▸ ÉNONCÉ:
Répondez à ces questions sur le texte consacré à la laïcité à La Réunion :
1. Selon la légende de la photo, à quelle occasion les membres du GDIR se sont-ils réunis ?
2. Depuis quand existe-t-il une volonté d'égalité dans la diversité ?
3. Dans quel but les institutions accompagnent-elles une fête religieuse ?

Les membres du GDIR réunis pour partager un temps de prière à l’occasion du 1er décembre 2012 © Association Rive
La place des institutions
L’histoire même de La Réunion est une illustration de l’importance des institutions dans la compréhension et l’acception de la laïcité au sein des différentes communautés que peut composer un territoire. « Il y a eu des régimes fortement autoritarismes …. Depuis la départementalisation, il y a une volonté d’égalité dans la diversité. La question de la laïcité se pose au regard des contextes sociaux, de diversité culturelle et religieuse. On ne peut penser la laïcité sans penser la diversité». Il est donc intéressant de voir comment les institutions, les collectivités, ont associé à la fois Dieu et la laïcité. On constate que les institutions tendent à reconnaître, à valoriser, à certains moments de l’année, telle ou telle religion. Elles accompagnent une fête religieuse, pour l’ouvrir aux autres religions et cultures. Ces instances, l’État, les collectivités, républicaines et fortement laïques, reconnaissent ces religions, les valorisent et leur donnent un cadre. Dans l’entendement commun, il y a un contrat implicite qui se fige et qui se met en place. On voit que les institutions portent les religions et leur donne un équilibre, un respect, dans lequel va s’exercer la relation sociale à l’autre dans ce petit territoire.»

▸ EXTRAITS DE DONNÉES:

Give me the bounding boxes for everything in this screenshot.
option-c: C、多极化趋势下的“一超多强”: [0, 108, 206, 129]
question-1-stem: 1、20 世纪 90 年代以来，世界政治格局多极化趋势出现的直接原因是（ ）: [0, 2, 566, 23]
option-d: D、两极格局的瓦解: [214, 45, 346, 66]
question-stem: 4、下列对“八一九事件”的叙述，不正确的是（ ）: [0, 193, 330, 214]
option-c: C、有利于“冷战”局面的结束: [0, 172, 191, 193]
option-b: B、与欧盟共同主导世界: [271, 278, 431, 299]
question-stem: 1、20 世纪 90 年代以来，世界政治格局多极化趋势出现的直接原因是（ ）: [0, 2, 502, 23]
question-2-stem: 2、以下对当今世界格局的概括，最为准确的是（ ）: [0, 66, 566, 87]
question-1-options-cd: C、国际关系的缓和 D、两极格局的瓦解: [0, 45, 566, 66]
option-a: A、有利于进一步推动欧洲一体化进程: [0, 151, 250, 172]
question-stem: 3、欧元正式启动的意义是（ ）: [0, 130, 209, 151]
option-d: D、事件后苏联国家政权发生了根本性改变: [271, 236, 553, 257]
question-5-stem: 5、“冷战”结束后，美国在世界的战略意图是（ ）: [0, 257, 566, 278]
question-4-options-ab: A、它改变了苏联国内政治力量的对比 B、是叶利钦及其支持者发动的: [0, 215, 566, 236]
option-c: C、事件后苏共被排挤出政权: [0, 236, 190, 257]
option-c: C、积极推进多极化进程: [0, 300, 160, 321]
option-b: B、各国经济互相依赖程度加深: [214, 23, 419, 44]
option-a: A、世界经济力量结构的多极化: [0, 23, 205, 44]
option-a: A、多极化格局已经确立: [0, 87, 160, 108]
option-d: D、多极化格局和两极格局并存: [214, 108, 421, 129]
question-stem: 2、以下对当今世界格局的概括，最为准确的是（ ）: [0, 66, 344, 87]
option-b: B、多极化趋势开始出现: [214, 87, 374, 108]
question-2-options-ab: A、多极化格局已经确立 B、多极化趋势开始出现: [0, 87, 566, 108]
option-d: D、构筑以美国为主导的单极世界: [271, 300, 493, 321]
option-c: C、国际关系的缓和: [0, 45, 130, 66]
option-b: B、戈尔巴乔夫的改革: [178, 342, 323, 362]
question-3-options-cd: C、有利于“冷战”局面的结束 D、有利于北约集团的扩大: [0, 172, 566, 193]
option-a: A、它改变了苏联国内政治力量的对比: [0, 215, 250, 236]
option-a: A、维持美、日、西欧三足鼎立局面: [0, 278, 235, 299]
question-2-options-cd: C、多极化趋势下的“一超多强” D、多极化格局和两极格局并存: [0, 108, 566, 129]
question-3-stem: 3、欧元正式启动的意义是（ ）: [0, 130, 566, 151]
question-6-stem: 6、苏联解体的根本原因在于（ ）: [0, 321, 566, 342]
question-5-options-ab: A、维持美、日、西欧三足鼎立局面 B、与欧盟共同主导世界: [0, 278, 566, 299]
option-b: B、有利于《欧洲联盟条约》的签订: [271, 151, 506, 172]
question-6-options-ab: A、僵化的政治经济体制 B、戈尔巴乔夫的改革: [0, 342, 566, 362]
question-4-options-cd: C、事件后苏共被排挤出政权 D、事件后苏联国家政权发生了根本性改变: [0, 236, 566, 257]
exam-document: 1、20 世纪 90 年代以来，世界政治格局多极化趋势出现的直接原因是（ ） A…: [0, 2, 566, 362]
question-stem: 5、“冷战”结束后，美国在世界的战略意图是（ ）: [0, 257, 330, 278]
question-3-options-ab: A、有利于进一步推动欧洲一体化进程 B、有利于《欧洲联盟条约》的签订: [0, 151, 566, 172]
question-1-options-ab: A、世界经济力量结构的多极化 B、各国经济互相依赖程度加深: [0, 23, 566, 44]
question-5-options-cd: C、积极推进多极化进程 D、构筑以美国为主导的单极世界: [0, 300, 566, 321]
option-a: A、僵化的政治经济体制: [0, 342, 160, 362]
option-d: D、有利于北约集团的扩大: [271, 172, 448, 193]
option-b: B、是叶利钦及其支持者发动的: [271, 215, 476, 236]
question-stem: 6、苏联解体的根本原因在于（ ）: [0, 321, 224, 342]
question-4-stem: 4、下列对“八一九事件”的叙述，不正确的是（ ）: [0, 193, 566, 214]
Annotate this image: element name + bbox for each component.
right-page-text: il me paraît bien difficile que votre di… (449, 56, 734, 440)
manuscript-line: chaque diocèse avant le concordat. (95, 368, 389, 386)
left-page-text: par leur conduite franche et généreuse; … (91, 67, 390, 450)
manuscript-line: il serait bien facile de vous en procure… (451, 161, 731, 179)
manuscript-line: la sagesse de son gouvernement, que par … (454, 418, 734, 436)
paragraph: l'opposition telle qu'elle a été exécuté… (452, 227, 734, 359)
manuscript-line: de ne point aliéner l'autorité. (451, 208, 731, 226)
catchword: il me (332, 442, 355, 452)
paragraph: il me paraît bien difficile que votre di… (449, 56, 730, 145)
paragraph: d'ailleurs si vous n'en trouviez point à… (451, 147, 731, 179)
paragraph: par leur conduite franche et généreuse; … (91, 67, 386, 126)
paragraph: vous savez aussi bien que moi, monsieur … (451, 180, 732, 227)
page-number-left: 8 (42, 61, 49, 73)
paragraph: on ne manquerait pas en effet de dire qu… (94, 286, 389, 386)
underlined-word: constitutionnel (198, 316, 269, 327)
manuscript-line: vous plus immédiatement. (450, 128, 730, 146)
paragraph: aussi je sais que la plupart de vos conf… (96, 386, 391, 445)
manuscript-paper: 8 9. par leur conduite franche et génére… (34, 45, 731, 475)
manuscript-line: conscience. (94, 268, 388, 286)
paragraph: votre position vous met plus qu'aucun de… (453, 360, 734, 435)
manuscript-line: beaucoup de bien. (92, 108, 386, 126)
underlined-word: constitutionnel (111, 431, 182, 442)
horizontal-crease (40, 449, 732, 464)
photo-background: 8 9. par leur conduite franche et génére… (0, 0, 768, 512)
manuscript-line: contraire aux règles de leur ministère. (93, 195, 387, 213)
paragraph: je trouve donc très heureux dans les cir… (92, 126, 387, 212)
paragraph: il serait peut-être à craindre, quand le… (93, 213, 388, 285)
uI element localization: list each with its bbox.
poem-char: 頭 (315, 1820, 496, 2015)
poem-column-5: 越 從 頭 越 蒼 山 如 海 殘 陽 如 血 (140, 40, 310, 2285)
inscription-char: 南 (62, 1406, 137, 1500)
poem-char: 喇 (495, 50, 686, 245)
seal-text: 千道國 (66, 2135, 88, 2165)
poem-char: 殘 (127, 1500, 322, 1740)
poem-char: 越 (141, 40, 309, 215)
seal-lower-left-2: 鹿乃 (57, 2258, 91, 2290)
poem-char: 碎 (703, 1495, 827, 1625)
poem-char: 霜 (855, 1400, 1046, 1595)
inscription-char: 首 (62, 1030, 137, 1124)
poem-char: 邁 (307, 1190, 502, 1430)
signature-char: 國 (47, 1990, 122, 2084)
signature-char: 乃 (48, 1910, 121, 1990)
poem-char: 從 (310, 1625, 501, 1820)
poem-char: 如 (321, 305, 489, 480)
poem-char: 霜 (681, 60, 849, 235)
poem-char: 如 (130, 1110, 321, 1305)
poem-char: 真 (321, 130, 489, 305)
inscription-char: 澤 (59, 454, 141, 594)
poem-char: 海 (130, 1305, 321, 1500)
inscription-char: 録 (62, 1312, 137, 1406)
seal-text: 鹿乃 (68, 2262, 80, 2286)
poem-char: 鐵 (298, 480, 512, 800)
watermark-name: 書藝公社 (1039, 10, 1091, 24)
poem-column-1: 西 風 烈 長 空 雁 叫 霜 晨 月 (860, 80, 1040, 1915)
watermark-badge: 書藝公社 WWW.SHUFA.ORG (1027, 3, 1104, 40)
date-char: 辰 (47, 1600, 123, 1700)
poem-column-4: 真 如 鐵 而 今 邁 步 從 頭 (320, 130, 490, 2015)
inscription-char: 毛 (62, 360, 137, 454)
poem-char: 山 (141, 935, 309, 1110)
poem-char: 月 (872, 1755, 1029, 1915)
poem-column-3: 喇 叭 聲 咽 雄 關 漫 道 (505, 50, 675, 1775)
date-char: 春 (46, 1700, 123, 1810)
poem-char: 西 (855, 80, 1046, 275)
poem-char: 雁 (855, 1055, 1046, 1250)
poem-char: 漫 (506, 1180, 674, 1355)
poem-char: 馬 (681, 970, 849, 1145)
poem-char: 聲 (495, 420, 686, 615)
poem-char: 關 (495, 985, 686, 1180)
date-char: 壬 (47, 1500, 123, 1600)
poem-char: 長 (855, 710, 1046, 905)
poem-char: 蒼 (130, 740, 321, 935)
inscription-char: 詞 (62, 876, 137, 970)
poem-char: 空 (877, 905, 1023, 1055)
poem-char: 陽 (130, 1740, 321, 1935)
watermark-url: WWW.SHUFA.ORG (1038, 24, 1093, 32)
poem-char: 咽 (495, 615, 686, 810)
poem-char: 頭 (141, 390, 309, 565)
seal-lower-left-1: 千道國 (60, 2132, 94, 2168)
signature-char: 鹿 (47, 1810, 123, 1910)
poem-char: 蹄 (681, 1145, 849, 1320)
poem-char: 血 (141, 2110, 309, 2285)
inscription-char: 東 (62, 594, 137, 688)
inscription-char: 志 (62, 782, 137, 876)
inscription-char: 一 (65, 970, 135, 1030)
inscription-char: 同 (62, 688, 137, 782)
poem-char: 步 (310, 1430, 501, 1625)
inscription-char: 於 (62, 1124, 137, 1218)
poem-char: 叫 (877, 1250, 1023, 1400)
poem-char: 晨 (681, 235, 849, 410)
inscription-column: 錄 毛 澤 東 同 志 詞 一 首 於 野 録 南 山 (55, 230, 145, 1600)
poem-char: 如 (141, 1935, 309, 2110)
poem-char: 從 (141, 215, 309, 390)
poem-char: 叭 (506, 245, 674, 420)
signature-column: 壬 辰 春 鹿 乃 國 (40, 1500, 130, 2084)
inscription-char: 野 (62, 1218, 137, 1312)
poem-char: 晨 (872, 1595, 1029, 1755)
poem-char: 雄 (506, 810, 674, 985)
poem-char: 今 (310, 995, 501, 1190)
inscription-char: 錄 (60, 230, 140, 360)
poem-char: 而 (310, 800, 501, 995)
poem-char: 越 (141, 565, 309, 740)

▸ CORRIGÉ:
1. Ils se sont réunis pour partager un temps de prière à l'occasion du 1er décembre 2012.
2. Cette volonté existe depuis la départementalisation.
3. Elles l'accompagnent pour l'ouvrir aux autres religions et cultures.